--- Exercise aim ---
The listing below is the input. Say how many of its lines contain "между", giving the number alone.

Data excerpts:
-=-=-
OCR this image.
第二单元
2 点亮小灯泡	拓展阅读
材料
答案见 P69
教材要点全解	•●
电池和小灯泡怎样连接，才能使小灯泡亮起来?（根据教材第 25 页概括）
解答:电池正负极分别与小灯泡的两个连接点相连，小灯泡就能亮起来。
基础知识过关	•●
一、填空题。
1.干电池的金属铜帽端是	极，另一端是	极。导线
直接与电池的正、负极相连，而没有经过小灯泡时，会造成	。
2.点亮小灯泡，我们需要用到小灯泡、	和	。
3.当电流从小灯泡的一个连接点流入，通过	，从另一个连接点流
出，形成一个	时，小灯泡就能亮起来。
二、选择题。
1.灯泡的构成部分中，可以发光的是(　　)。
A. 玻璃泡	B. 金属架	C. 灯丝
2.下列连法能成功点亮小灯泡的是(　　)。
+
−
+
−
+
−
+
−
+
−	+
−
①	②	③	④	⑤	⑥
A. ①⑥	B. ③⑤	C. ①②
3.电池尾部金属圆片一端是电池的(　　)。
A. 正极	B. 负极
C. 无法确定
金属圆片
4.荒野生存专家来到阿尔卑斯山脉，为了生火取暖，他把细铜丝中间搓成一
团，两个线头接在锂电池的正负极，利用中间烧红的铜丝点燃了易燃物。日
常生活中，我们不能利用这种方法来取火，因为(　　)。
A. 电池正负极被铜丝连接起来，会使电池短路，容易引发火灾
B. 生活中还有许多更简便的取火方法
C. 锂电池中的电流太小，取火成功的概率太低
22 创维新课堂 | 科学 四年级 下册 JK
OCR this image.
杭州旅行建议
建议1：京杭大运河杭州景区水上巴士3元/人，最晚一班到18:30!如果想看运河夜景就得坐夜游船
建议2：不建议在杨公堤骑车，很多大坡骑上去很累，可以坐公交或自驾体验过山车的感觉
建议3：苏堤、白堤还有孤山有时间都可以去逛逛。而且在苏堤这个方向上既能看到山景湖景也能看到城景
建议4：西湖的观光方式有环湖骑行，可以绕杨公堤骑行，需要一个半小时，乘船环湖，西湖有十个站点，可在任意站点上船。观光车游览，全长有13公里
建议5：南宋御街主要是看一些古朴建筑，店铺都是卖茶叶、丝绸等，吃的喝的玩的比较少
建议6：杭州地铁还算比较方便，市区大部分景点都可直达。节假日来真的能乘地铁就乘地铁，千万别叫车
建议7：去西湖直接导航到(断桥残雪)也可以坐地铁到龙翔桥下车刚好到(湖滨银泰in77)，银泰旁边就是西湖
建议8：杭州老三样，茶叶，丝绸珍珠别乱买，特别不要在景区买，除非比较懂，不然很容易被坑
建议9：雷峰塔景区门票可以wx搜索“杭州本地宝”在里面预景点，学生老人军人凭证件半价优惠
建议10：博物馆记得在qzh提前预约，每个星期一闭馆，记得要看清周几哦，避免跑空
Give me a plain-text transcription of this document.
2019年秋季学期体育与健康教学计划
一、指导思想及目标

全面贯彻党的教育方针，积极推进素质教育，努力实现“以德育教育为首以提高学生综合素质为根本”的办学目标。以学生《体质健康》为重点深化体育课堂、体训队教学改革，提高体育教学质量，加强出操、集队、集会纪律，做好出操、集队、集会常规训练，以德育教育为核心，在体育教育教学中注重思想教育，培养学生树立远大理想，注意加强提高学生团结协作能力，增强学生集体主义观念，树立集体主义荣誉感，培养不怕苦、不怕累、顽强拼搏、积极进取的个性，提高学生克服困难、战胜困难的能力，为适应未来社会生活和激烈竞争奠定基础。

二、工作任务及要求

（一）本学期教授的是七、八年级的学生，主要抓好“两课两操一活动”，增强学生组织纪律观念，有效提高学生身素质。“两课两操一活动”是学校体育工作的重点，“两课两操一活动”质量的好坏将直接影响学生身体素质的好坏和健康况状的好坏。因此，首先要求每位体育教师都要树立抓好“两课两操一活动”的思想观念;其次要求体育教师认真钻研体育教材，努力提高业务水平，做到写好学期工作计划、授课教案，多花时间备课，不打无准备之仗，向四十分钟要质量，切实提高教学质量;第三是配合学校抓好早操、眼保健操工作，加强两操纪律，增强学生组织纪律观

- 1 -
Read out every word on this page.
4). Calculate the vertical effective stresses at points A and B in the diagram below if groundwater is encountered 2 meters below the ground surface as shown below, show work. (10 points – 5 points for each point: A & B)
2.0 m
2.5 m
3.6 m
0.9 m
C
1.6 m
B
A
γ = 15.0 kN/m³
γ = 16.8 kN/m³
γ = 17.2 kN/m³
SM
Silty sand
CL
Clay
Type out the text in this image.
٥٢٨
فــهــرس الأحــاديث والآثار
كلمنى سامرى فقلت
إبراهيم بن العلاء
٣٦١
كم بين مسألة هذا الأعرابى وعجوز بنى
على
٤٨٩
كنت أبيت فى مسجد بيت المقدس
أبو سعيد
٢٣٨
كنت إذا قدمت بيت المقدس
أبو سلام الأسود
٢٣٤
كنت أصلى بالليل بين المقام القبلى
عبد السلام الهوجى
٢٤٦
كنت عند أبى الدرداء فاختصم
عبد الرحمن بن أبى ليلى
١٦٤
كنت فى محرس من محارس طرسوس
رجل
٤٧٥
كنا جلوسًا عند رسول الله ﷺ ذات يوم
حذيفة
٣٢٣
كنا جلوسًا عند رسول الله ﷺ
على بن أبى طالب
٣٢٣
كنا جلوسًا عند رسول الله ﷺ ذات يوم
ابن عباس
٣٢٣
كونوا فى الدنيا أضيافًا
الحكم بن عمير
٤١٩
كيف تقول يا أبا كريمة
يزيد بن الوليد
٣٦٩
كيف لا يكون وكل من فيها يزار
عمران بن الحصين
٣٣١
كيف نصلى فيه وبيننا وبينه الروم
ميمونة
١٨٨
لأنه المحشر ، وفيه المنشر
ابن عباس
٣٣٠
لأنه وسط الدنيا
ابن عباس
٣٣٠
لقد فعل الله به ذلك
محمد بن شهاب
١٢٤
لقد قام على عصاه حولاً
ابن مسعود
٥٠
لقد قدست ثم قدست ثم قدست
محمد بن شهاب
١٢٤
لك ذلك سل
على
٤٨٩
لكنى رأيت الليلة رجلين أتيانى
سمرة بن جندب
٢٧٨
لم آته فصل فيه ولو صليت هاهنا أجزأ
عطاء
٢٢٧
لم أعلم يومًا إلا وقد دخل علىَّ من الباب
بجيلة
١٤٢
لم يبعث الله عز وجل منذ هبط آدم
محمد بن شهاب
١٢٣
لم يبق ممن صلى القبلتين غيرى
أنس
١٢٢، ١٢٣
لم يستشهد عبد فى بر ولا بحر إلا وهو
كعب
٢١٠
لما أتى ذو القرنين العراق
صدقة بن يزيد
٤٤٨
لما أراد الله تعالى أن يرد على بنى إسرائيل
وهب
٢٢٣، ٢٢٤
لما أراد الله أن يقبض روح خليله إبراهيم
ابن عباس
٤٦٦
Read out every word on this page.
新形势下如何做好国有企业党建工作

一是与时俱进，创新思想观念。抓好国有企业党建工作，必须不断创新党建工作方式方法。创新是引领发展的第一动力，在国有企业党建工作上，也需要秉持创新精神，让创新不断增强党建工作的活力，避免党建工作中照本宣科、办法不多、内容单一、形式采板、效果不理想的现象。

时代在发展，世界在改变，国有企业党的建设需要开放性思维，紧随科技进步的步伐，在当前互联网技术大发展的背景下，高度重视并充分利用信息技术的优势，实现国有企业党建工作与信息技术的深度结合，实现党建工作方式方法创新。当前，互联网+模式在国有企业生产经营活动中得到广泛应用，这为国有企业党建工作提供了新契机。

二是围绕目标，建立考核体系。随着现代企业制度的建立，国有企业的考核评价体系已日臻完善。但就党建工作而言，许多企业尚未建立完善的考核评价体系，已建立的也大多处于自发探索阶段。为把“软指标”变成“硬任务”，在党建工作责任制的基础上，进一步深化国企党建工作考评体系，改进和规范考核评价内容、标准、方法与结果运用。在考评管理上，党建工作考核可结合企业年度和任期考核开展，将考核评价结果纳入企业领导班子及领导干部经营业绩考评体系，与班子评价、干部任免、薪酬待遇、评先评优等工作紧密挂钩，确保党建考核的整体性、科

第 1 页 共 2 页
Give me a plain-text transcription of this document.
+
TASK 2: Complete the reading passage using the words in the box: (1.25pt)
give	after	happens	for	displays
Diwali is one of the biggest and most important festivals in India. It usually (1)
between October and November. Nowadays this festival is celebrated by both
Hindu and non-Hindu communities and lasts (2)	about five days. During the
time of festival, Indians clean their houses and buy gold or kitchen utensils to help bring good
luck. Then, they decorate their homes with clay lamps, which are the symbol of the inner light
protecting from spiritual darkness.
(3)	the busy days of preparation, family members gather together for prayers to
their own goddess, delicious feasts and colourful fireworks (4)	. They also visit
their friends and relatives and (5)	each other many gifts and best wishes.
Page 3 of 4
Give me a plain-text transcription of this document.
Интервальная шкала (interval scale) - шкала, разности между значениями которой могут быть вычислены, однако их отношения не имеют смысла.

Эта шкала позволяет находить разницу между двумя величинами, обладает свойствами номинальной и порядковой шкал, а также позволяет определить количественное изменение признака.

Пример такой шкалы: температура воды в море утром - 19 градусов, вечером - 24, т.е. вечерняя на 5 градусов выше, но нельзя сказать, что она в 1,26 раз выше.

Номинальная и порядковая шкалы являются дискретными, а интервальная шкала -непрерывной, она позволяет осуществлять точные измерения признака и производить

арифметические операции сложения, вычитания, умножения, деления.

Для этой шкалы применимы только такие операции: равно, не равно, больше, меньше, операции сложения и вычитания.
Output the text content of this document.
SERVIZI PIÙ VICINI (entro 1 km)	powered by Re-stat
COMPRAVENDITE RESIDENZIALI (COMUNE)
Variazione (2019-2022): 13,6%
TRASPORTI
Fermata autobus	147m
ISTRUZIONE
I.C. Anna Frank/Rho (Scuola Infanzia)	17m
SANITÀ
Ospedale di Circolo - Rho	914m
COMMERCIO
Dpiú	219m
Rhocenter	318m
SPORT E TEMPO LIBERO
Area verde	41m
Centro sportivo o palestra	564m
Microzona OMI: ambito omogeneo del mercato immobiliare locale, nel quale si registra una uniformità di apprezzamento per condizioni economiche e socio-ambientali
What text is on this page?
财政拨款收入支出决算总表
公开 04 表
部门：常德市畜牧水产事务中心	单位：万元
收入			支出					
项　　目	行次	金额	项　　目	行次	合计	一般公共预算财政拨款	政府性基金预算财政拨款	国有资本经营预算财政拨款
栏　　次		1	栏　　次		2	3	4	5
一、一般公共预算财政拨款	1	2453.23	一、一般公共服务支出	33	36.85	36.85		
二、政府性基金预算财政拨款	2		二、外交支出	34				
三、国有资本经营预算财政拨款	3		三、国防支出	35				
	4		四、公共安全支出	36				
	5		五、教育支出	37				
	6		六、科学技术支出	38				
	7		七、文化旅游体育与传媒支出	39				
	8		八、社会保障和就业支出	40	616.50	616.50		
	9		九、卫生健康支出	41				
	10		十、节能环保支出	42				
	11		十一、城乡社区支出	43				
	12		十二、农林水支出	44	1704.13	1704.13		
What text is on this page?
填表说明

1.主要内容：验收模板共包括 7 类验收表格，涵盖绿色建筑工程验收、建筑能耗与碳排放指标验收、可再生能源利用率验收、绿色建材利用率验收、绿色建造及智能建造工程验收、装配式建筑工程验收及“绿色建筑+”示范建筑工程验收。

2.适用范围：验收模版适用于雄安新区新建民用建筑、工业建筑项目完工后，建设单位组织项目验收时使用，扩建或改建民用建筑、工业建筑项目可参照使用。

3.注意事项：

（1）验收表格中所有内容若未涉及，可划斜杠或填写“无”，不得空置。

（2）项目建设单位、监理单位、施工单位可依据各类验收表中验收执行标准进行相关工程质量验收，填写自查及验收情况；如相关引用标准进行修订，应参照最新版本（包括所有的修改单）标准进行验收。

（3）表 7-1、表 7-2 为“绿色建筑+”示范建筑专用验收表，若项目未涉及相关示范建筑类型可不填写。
-=-=-
--- Expected answer ---
2